Excerpt from a dataset
## Begin
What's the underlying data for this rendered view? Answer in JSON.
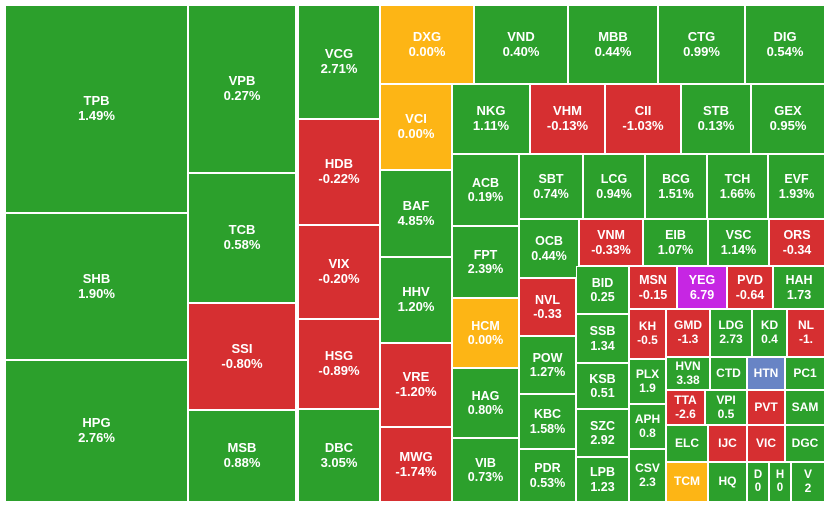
{
  "colors": {
    "up": "#2ca02c",
    "down": "#d62f31",
    "ref": "#fdb515",
    "ceil": "#c626e3",
    "floor": "#6884c5",
    "border": "#ffffff",
    "text": "#ffffff"
  },
  "chart_data": {
    "type": "heatmap",
    "title": "",
    "tiles": [
      {
        "ticker": "TPB",
        "change": "1.49%",
        "status": "up"
      },
      {
        "ticker": "SHB",
        "change": "1.90%",
        "status": "up"
      },
      {
        "ticker": "HPG",
        "change": "2.76%",
        "status": "up"
      },
      {
        "ticker": "VPB",
        "change": "0.27%",
        "status": "up"
      },
      {
        "ticker": "TCB",
        "change": "0.58%",
        "status": "up"
      },
      {
        "ticker": "SSI",
        "change": "-0.80%",
        "status": "down"
      },
      {
        "ticker": "MSB",
        "change": "0.88%",
        "status": "up"
      },
      {
        "ticker": "VCG",
        "change": "2.71%",
        "status": "up"
      },
      {
        "ticker": "HDB",
        "change": "-0.22%",
        "status": "down"
      },
      {
        "ticker": "VIX",
        "change": "-0.20%",
        "status": "down"
      },
      {
        "ticker": "HSG",
        "change": "-0.89%",
        "status": "down"
      },
      {
        "ticker": "DBC",
        "change": "3.05%",
        "status": "up"
      },
      {
        "ticker": "DXG",
        "change": "0.00%",
        "status": "ref"
      },
      {
        "ticker": "VCI",
        "change": "0.00%",
        "status": "ref"
      },
      {
        "ticker": "BAF",
        "change": "4.85%",
        "status": "up"
      },
      {
        "ticker": "HHV",
        "change": "1.20%",
        "status": "up"
      },
      {
        "ticker": "VRE",
        "change": "-1.20%",
        "status": "down"
      },
      {
        "ticker": "MWG",
        "change": "-1.74%",
        "status": "down"
      },
      {
        "ticker": "VND",
        "change": "0.40%",
        "status": "up"
      },
      {
        "ticker": "MBB",
        "change": "0.44%",
        "status": "up"
      },
      {
        "ticker": "CTG",
        "change": "0.99%",
        "status": "up"
      },
      {
        "ticker": "DIG",
        "change": "0.54%",
        "status": "up"
      },
      {
        "ticker": "NKG",
        "change": "1.11%",
        "status": "up"
      },
      {
        "ticker": "VHM",
        "change": "-0.13%",
        "status": "down"
      },
      {
        "ticker": "CII",
        "change": "-1.03%",
        "status": "down"
      },
      {
        "ticker": "STB",
        "change": "0.13%",
        "status": "up"
      },
      {
        "ticker": "GEX",
        "change": "0.95%",
        "status": "up"
      },
      {
        "ticker": "ACB",
        "change": "0.19%",
        "status": "up"
      },
      {
        "ticker": "FPT",
        "change": "2.39%",
        "status": "up"
      },
      {
        "ticker": "HCM",
        "change": "0.00%",
        "status": "ref"
      },
      {
        "ticker": "HAG",
        "change": "0.80%",
        "status": "up"
      },
      {
        "ticker": "VIB",
        "change": "0.73%",
        "status": "up"
      },
      {
        "ticker": "SBT",
        "change": "0.74%",
        "status": "up"
      },
      {
        "ticker": "LCG",
        "change": "0.94%",
        "status": "up"
      },
      {
        "ticker": "BCG",
        "change": "1.51%",
        "status": "up"
      },
      {
        "ticker": "TCH",
        "change": "1.66%",
        "status": "up"
      },
      {
        "ticker": "EVF",
        "change": "1.93%",
        "status": "up"
      },
      {
        "ticker": "OCB",
        "change": "0.44%",
        "status": "up"
      },
      {
        "ticker": "VNM",
        "change": "-0.33%",
        "status": "down"
      },
      {
        "ticker": "EIB",
        "change": "1.07%",
        "status": "up"
      },
      {
        "ticker": "VSC",
        "change": "1.14%",
        "status": "up"
      },
      {
        "ticker": "ORS",
        "change": "-0.34",
        "status": "down"
      },
      {
        "ticker": "NVL",
        "change": "-0.33",
        "status": "down"
      },
      {
        "ticker": "POW",
        "change": "1.27%",
        "status": "up"
      },
      {
        "ticker": "KBC",
        "change": "1.58%",
        "status": "up"
      },
      {
        "ticker": "PDR",
        "change": "0.53%",
        "status": "up"
      },
      {
        "ticker": "BID",
        "change": "0.25",
        "status": "up"
      },
      {
        "ticker": "SSB",
        "change": "1.34",
        "status": "up"
      },
      {
        "ticker": "KSB",
        "change": "0.51",
        "status": "up"
      },
      {
        "ticker": "SZC",
        "change": "2.92",
        "status": "up"
      },
      {
        "ticker": "LPB",
        "change": "1.23",
        "status": "up"
      },
      {
        "ticker": "MSN",
        "change": "-0.15",
        "status": "down"
      },
      {
        "ticker": "YEG",
        "change": "6.79",
        "status": "ceil"
      },
      {
        "ticker": "PVD",
        "change": "-0.64",
        "status": "down"
      },
      {
        "ticker": "HAH",
        "change": "1.73",
        "status": "up"
      },
      {
        "ticker": "KH",
        "change": "-0.5",
        "status": "down"
      },
      {
        "ticker": "GMD",
        "change": "-1.3",
        "status": "down"
      },
      {
        "ticker": "LDG",
        "change": "2.73",
        "status": "up"
      },
      {
        "ticker": "KD",
        "change": "0.4",
        "status": "up"
      },
      {
        "ticker": "NL",
        "change": "-1.",
        "status": "down"
      },
      {
        "ticker": "PLX",
        "change": "1.9",
        "status": "up"
      },
      {
        "ticker": "HVN",
        "change": "3.38",
        "status": "up"
      },
      {
        "ticker": "CTD",
        "change": "",
        "status": "up"
      },
      {
        "ticker": "HTN",
        "change": "",
        "status": "floor"
      },
      {
        "ticker": "PC1",
        "change": "",
        "status": "up"
      },
      {
        "ticker": "APH",
        "change": "0.8",
        "status": "up"
      },
      {
        "ticker": "TTA",
        "change": "-2.6",
        "status": "down"
      },
      {
        "ticker": "VPI",
        "change": "0.5",
        "status": "up"
      },
      {
        "ticker": "PVT",
        "change": "",
        "status": "down"
      },
      {
        "ticker": "SAM",
        "change": "",
        "status": "up"
      },
      {
        "ticker": "ELC",
        "change": "",
        "status": "up"
      },
      {
        "ticker": "IJC",
        "change": "",
        "status": "down"
      },
      {
        "ticker": "VIC",
        "change": "",
        "status": "down"
      },
      {
        "ticker": "DGC",
        "change": "",
        "status": "up"
      },
      {
        "ticker": "CSV",
        "change": "2.3",
        "status": "up"
      },
      {
        "ticker": "TCM",
        "change": "",
        "status": "ref"
      },
      {
        "ticker": "HQ",
        "change": "",
        "status": "up"
      },
      {
        "ticker": "D",
        "change": "0",
        "status": "up"
      },
      {
        "ticker": "H",
        "change": "0",
        "status": "up"
      },
      {
        "ticker": "V",
        "change": "2",
        "status": "up"
      }
    ]
  }
}
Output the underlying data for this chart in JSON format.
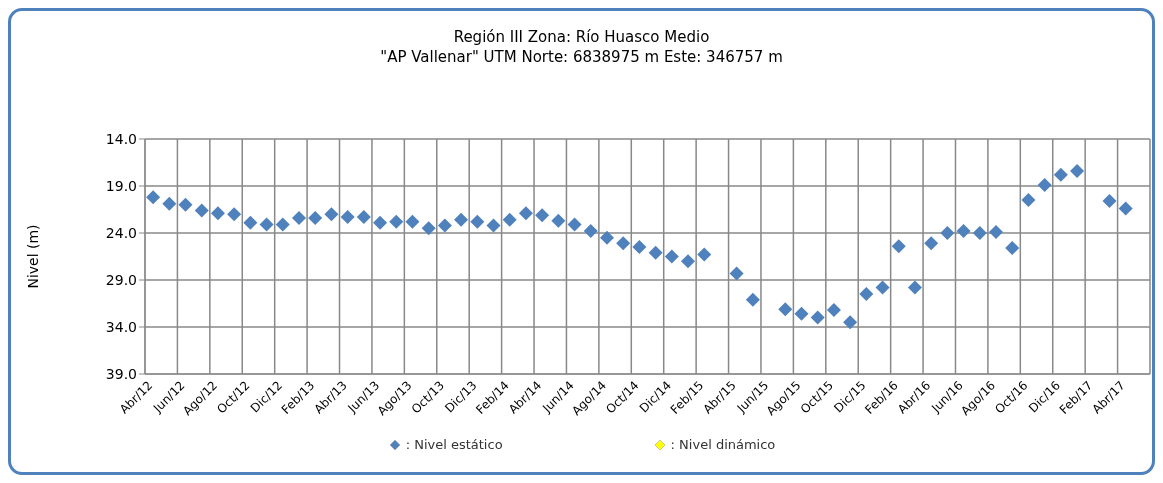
{
  "chart_data": {
    "type": "scatter",
    "title": "Región III Zona: Río Huasco Medio",
    "subtitle": "\"AP Vallenar\" UTM Norte: 6838975 m Este: 346757 m",
    "ylabel": "Nivel (m)",
    "categories": [
      "Abr/12",
      null,
      "Jun/12",
      null,
      "Ago/12",
      null,
      "Oct/12",
      null,
      "Dic/12",
      null,
      "Feb/13",
      null,
      "Abr/13",
      null,
      "Jun/13",
      null,
      "Ago/13",
      null,
      "Oct/13",
      null,
      "Dic/13",
      null,
      "Feb/14",
      null,
      "Abr/14",
      null,
      "Jun/14",
      null,
      "Ago/14",
      null,
      "Oct/14",
      null,
      "Dic/14",
      null,
      "Feb/15",
      null,
      "Abr/15",
      null,
      "Jun/15",
      null,
      "Ago/15",
      null,
      "Oct/15",
      null,
      "Dic/15",
      null,
      "Feb/16",
      null,
      "Abr/16",
      null,
      "Jun/16",
      null,
      "Ago/16",
      null,
      "Oct/16",
      null,
      "Dic/16",
      null,
      "Feb/17",
      null,
      "Abr/17",
      null
    ],
    "series": [
      {
        "name": ": Nivel estático",
        "color": "#4f81bd",
        "values": [
          20.2,
          20.9,
          21.0,
          21.6,
          21.9,
          22.0,
          22.9,
          23.1,
          23.1,
          22.4,
          22.4,
          22.0,
          22.3,
          22.3,
          22.9,
          22.8,
          22.8,
          23.5,
          23.2,
          22.6,
          22.8,
          23.2,
          22.6,
          21.9,
          22.1,
          22.7,
          23.1,
          23.8,
          24.5,
          25.1,
          25.5,
          26.1,
          26.5,
          27.0,
          26.3,
          null,
          28.3,
          31.1,
          null,
          32.1,
          32.6,
          33.0,
          32.2,
          33.5,
          30.5,
          29.8,
          25.4,
          29.8,
          25.1,
          24.0,
          23.8,
          24.0,
          23.9,
          25.6,
          20.5,
          18.9,
          17.8,
          17.4,
          null,
          20.6,
          21.4,
          null
        ]
      },
      {
        "name": ": Nivel dinámico",
        "color": "#ffff00",
        "values": [
          null,
          null,
          null,
          null,
          null,
          null,
          null,
          null,
          null,
          null,
          null,
          null,
          null,
          null,
          null,
          null,
          null,
          null,
          null,
          null,
          null,
          null,
          null,
          null,
          null,
          null,
          null,
          null,
          null,
          null,
          null,
          null,
          null,
          null,
          null,
          null,
          null,
          null,
          null,
          null,
          null,
          null,
          null,
          null,
          null,
          null,
          null,
          null,
          null,
          null,
          null,
          null,
          null,
          null,
          null,
          null,
          null,
          null,
          null,
          null,
          null,
          null
        ]
      }
    ],
    "ylim": [
      39,
      14
    ],
    "yticks": [
      {
        "value": 14,
        "label": "14.0"
      },
      {
        "value": 19,
        "label": "19.0"
      },
      {
        "value": 24,
        "label": "24.0"
      },
      {
        "value": 29,
        "label": "29.0"
      },
      {
        "value": 34,
        "label": "34.0"
      },
      {
        "value": 39,
        "label": "39.0"
      }
    ],
    "grid": true,
    "legend": "bottom",
    "marker": "diamond"
  }
}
## End
- **GIVEN TASK**: Find each line holding the string "this" and copy it out.

- **FULL SOLUTION**:
What's the underlying data for this rendered view? Answer in JSON.
Output the underlying data for this chart in JSON format.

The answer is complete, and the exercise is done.